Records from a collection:
Begin

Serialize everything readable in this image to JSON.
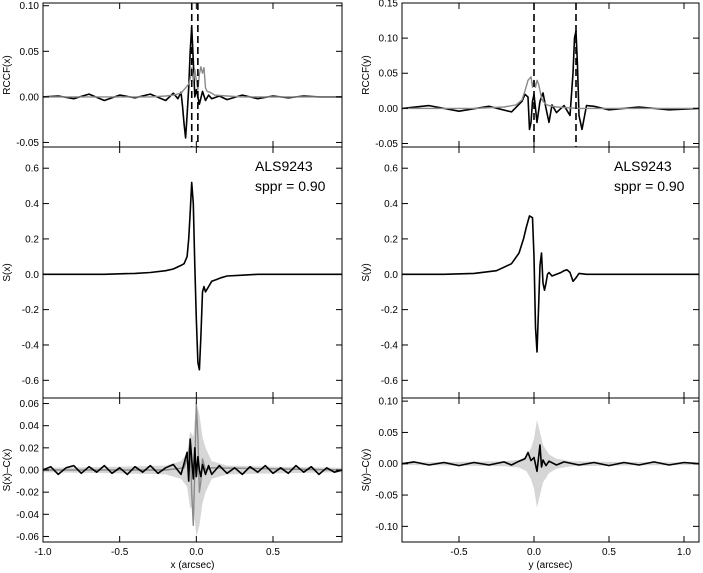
{
  "chart_data": [
    {
      "type": "line",
      "xlabel": "",
      "ylabel": "RCCF(x)",
      "xlim": [
        -1.0,
        0.95
      ],
      "ylim": [
        -0.055,
        0.103
      ],
      "xticks": [
        -1.0,
        -0.5,
        0.0,
        0.5
      ],
      "xtick_labels": [],
      "yticks": [
        -0.05,
        0.0,
        0.05,
        0.1
      ],
      "ytick_labels": [
        "-0.05",
        "0.00",
        "0.05",
        "0.10"
      ],
      "vlines": [
        -0.03,
        0.01
      ],
      "series": [
        {
          "color": "#000000",
          "x": [
            -1.0,
            -0.9,
            -0.8,
            -0.7,
            -0.6,
            -0.5,
            -0.4,
            -0.3,
            -0.2,
            -0.15,
            -0.12,
            -0.1,
            -0.09,
            -0.08,
            -0.07,
            -0.06,
            -0.05,
            -0.04,
            -0.03,
            -0.02,
            -0.01,
            0.0,
            0.02,
            0.04,
            0.06,
            0.08,
            0.1,
            0.15,
            0.2,
            0.3,
            0.4,
            0.5,
            0.6,
            0.7,
            0.8,
            0.95
          ],
          "y": [
            0.0,
            0.001,
            -0.002,
            0.003,
            -0.004,
            0.002,
            -0.001,
            0.003,
            -0.004,
            0.004,
            -0.002,
            0.005,
            -0.01,
            -0.03,
            -0.045,
            -0.02,
            0.01,
            0.05,
            0.077,
            0.04,
            0.0,
            0.008,
            -0.008,
            0.006,
            -0.004,
            0.002,
            -0.002,
            0.001,
            -0.003,
            0.002,
            -0.002,
            0.001,
            -0.001,
            0.001,
            0.0,
            0.0
          ]
        },
        {
          "color": "#8a8a8a",
          "x": [
            -1.0,
            -0.6,
            -0.3,
            -0.2,
            -0.15,
            -0.1,
            -0.07,
            -0.05,
            -0.04,
            -0.03,
            -0.02,
            -0.01,
            0.0,
            0.01,
            0.02,
            0.03,
            0.04,
            0.05,
            0.06,
            0.07,
            0.09,
            0.12,
            0.2,
            0.3,
            0.5,
            0.95
          ],
          "y": [
            0.0,
            0.0,
            0.0,
            0.001,
            0.002,
            0.004,
            0.01,
            0.014,
            0.02,
            0.032,
            0.018,
            0.03,
            0.018,
            0.008,
            0.025,
            0.033,
            0.026,
            0.032,
            0.01,
            0.006,
            0.005,
            0.002,
            0.001,
            0.0,
            0.0,
            0.0
          ]
        }
      ]
    },
    {
      "type": "line",
      "xlabel": "",
      "ylabel": "S(x)",
      "xlim": [
        -1.0,
        0.95
      ],
      "ylim": [
        -0.7,
        0.72
      ],
      "xticks": [
        -1.0,
        -0.5,
        0.0,
        0.5
      ],
      "xtick_labels": [],
      "yticks": [
        -0.6,
        -0.4,
        -0.2,
        0.0,
        0.2,
        0.4,
        0.6
      ],
      "ytick_labels": [
        "-0.6",
        "-0.4",
        "-0.2",
        "0.0",
        "0.2",
        "0.4",
        "0.6"
      ],
      "annotation": [
        "ALS9243",
        "sppr = 0.90"
      ],
      "series": [
        {
          "color": "#000000",
          "x": [
            -1.0,
            -0.8,
            -0.6,
            -0.4,
            -0.3,
            -0.2,
            -0.15,
            -0.1,
            -0.08,
            -0.06,
            -0.05,
            -0.04,
            -0.03,
            -0.02,
            -0.01,
            0.0,
            0.01,
            0.02,
            0.03,
            0.04,
            0.05,
            0.06,
            0.08,
            0.1,
            0.13,
            0.16,
            0.2,
            0.3,
            0.4,
            0.6,
            0.8,
            0.95
          ],
          "y": [
            0.0,
            0.0,
            0.0,
            0.005,
            0.01,
            0.02,
            0.03,
            0.05,
            0.06,
            0.1,
            0.2,
            0.35,
            0.52,
            0.4,
            0.05,
            -0.25,
            -0.5,
            -0.54,
            -0.35,
            -0.1,
            -0.07,
            -0.1,
            -0.07,
            -0.04,
            -0.03,
            -0.02,
            -0.01,
            -0.005,
            0.0,
            0.0,
            0.0,
            0.0
          ]
        }
      ]
    },
    {
      "type": "line",
      "xlabel": "x (arcsec)",
      "ylabel": "S(x)–C(x)",
      "xlim": [
        -1.0,
        0.95
      ],
      "ylim": [
        -0.065,
        0.065
      ],
      "xticks": [
        -1.0,
        -0.5,
        0.0,
        0.5
      ],
      "xtick_labels": [
        "-1.0",
        "-0.5",
        "0.0",
        "0.5"
      ],
      "yticks": [
        -0.06,
        -0.04,
        -0.02,
        0.0,
        0.02,
        0.04,
        0.06
      ],
      "ytick_labels": [
        "-0.06",
        "-0.04",
        "-0.02",
        "0.00",
        "0.02",
        "0.04",
        "0.06"
      ],
      "band": {
        "color": "#d6d6d6",
        "x": [
          -1.0,
          -0.5,
          -0.2,
          -0.1,
          -0.06,
          -0.04,
          -0.02,
          0.0,
          0.02,
          0.04,
          0.06,
          0.1,
          0.2,
          0.5,
          0.95
        ],
        "half_width": [
          0.002,
          0.003,
          0.004,
          0.008,
          0.015,
          0.035,
          0.03,
          0.06,
          0.05,
          0.03,
          0.02,
          0.008,
          0.004,
          0.003,
          0.002
        ]
      },
      "series": [
        {
          "color": "#8a8a8a",
          "x": [
            -1.0,
            -0.2,
            -0.08,
            -0.06,
            -0.04,
            -0.03,
            -0.02,
            -0.01,
            0.0,
            0.01,
            0.02,
            0.03,
            0.04,
            0.06,
            0.1,
            0.95
          ],
          "y": [
            0.0,
            0.0,
            0.002,
            0.01,
            0.024,
            -0.02,
            -0.05,
            0.0,
            0.06,
            0.03,
            -0.02,
            -0.01,
            0.01,
            0.0,
            0.002,
            0.0
          ]
        },
        {
          "color": "#000000",
          "x": [
            -1.0,
            -0.95,
            -0.9,
            -0.85,
            -0.8,
            -0.75,
            -0.7,
            -0.65,
            -0.6,
            -0.55,
            -0.5,
            -0.45,
            -0.4,
            -0.35,
            -0.3,
            -0.25,
            -0.2,
            -0.15,
            -0.1,
            -0.08,
            -0.06,
            -0.05,
            -0.04,
            -0.03,
            -0.02,
            -0.01,
            0.0,
            0.01,
            0.02,
            0.03,
            0.04,
            0.06,
            0.08,
            0.1,
            0.15,
            0.2,
            0.25,
            0.3,
            0.35,
            0.4,
            0.45,
            0.5,
            0.55,
            0.6,
            0.65,
            0.7,
            0.75,
            0.8,
            0.85,
            0.9,
            0.95
          ],
          "y": [
            0.0,
            0.003,
            -0.004,
            0.002,
            0.004,
            -0.003,
            0.003,
            -0.002,
            0.004,
            -0.003,
            0.002,
            -0.004,
            0.003,
            -0.002,
            0.004,
            -0.003,
            0.002,
            0.005,
            -0.004,
            0.006,
            0.016,
            -0.01,
            0.028,
            0.01,
            -0.008,
            0.02,
            -0.006,
            0.012,
            0.0,
            -0.006,
            0.005,
            -0.004,
            0.004,
            -0.004,
            0.004,
            -0.003,
            0.002,
            -0.004,
            0.003,
            -0.002,
            0.004,
            -0.003,
            0.002,
            -0.003,
            0.004,
            -0.002,
            0.003,
            -0.004,
            0.002,
            -0.002,
            0.0
          ]
        }
      ]
    },
    {
      "type": "line",
      "xlabel": "",
      "ylabel": "RCCF(y)",
      "xlim": [
        -0.88,
        1.1
      ],
      "ylim": [
        -0.055,
        0.15
      ],
      "xticks": [
        -0.5,
        0.0,
        0.5,
        1.0
      ],
      "xtick_labels": [],
      "yticks": [
        -0.05,
        0.0,
        0.05,
        0.1,
        0.15
      ],
      "ytick_labels": [
        "-0.05",
        "0.00",
        "0.05",
        "0.10",
        "0.15"
      ],
      "vlines": [
        0.0,
        0.28
      ],
      "series": [
        {
          "color": "#000000",
          "x": [
            -0.88,
            -0.7,
            -0.5,
            -0.3,
            -0.15,
            -0.08,
            -0.06,
            -0.04,
            -0.03,
            -0.02,
            -0.01,
            0.0,
            0.02,
            0.04,
            0.06,
            0.08,
            0.1,
            0.12,
            0.15,
            0.2,
            0.24,
            0.26,
            0.27,
            0.28,
            0.29,
            0.3,
            0.32,
            0.35,
            0.4,
            0.5,
            0.7,
            0.9,
            1.1
          ],
          "y": [
            0.0,
            0.004,
            -0.004,
            0.003,
            -0.005,
            0.01,
            0.02,
            0.016,
            -0.03,
            -0.02,
            0.01,
            0.02,
            -0.02,
            0.01,
            0.022,
            0.0,
            -0.02,
            0.005,
            -0.006,
            0.004,
            -0.01,
            0.05,
            0.1,
            0.11,
            0.06,
            -0.01,
            -0.03,
            0.004,
            0.003,
            -0.002,
            0.002,
            -0.002,
            0.0
          ]
        },
        {
          "color": "#8a8a8a",
          "x": [
            -0.88,
            -0.4,
            -0.2,
            -0.12,
            -0.08,
            -0.06,
            -0.04,
            -0.02,
            -0.01,
            0.0,
            0.01,
            0.02,
            0.03,
            0.04,
            0.05,
            0.06,
            0.08,
            0.1,
            0.15,
            0.3,
            1.1
          ],
          "y": [
            0.0,
            0.0,
            0.002,
            0.005,
            0.012,
            0.025,
            0.04,
            0.045,
            0.03,
            0.04,
            0.03,
            0.04,
            0.035,
            0.025,
            0.015,
            0.01,
            0.006,
            0.004,
            0.002,
            0.0,
            0.0
          ]
        }
      ]
    },
    {
      "type": "line",
      "xlabel": "",
      "ylabel": "S(y)",
      "xlim": [
        -0.88,
        1.1
      ],
      "ylim": [
        -0.7,
        0.72
      ],
      "xticks": [
        -0.5,
        0.0,
        0.5,
        1.0
      ],
      "xtick_labels": [],
      "yticks": [
        -0.6,
        -0.4,
        -0.2,
        0.0,
        0.2,
        0.4,
        0.6
      ],
      "ytick_labels": [
        "-0.6",
        "-0.4",
        "-0.2",
        "0.0",
        "0.2",
        "0.4",
        "0.6"
      ],
      "annotation": [
        "ALS9243",
        "sppr = 0.90"
      ],
      "series": [
        {
          "color": "#000000",
          "x": [
            -0.88,
            -0.6,
            -0.4,
            -0.25,
            -0.15,
            -0.1,
            -0.07,
            -0.05,
            -0.03,
            -0.01,
            0.0,
            0.01,
            0.02,
            0.03,
            0.04,
            0.05,
            0.06,
            0.07,
            0.08,
            0.09,
            0.1,
            0.12,
            0.15,
            0.18,
            0.2,
            0.22,
            0.24,
            0.26,
            0.28,
            0.3,
            0.35,
            0.5,
            0.8,
            1.1
          ],
          "y": [
            0.0,
            0.0,
            0.005,
            0.02,
            0.06,
            0.12,
            0.2,
            0.27,
            0.33,
            0.32,
            0.1,
            -0.3,
            -0.44,
            -0.2,
            0.05,
            0.12,
            -0.05,
            -0.09,
            -0.05,
            0.0,
            0.01,
            -0.01,
            0.0,
            0.01,
            0.02,
            0.025,
            0.01,
            -0.04,
            -0.02,
            0.005,
            0.0,
            0.0,
            0.0,
            0.0
          ]
        }
      ]
    },
    {
      "type": "line",
      "xlabel": "y (arcsec)",
      "ylabel": "S(y)–C(y)",
      "xlim": [
        -0.88,
        1.1
      ],
      "ylim": [
        -0.125,
        0.105
      ],
      "xticks": [
        -0.5,
        0.0,
        0.5,
        1.0
      ],
      "xtick_labels": [
        "-0.5",
        "0.0",
        "0.5",
        "1.0"
      ],
      "yticks": [
        -0.1,
        -0.05,
        0.0,
        0.05,
        0.1
      ],
      "ytick_labels": [
        "-0.10",
        "-0.05",
        "0.00",
        "0.05",
        "0.10"
      ],
      "band": {
        "color": "#d6d6d6",
        "x": [
          -0.88,
          -0.5,
          -0.2,
          -0.1,
          -0.05,
          -0.02,
          0.0,
          0.02,
          0.04,
          0.06,
          0.1,
          0.15,
          0.25,
          0.5,
          1.1
        ],
        "half_width": [
          0.002,
          0.003,
          0.004,
          0.006,
          0.012,
          0.025,
          0.04,
          0.07,
          0.05,
          0.03,
          0.015,
          0.008,
          0.004,
          0.003,
          0.002
        ]
      },
      "series": [
        {
          "color": "#000000",
          "x": [
            -0.88,
            -0.8,
            -0.7,
            -0.6,
            -0.5,
            -0.4,
            -0.3,
            -0.2,
            -0.15,
            -0.1,
            -0.06,
            -0.04,
            -0.02,
            0.0,
            0.02,
            0.04,
            0.05,
            0.06,
            0.08,
            0.1,
            0.15,
            0.2,
            0.3,
            0.4,
            0.5,
            0.6,
            0.7,
            0.8,
            0.9,
            1.0,
            1.1
          ],
          "y": [
            0.0,
            0.003,
            -0.002,
            0.002,
            -0.003,
            0.002,
            -0.002,
            0.003,
            -0.002,
            0.004,
            0.008,
            0.018,
            0.005,
            0.01,
            -0.012,
            0.03,
            -0.005,
            0.006,
            -0.003,
            0.004,
            -0.002,
            0.003,
            -0.002,
            0.002,
            -0.003,
            0.002,
            -0.002,
            0.003,
            -0.002,
            0.002,
            0.0
          ]
        }
      ]
    }
  ]
}
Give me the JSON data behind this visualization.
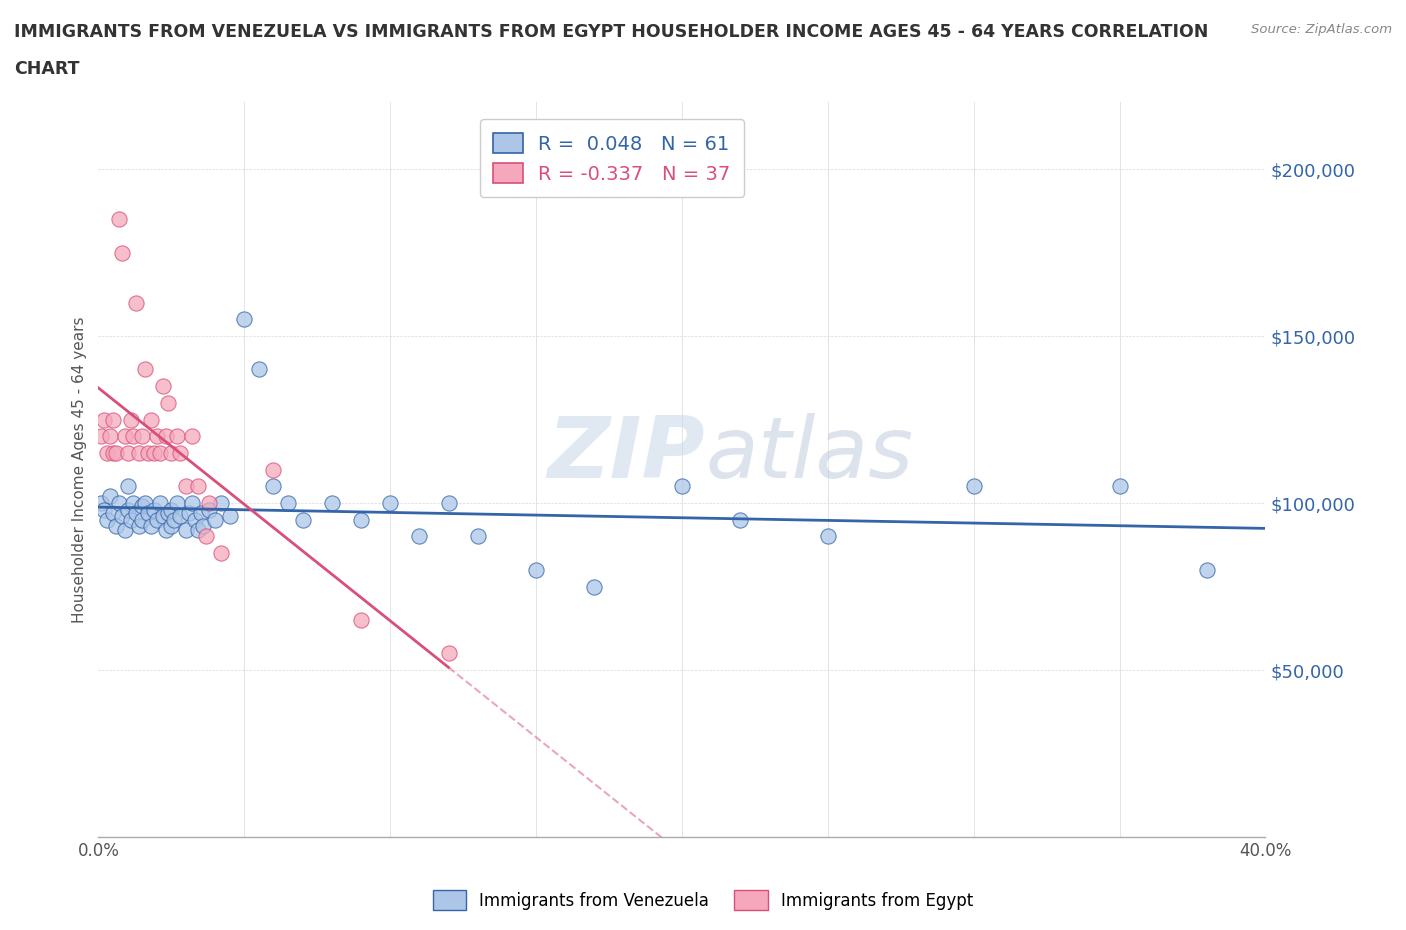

End

Return every line holding the word "this" from the records.

Serialize everything readable in this image to JSON.
Give me the JSON data behind this visualization.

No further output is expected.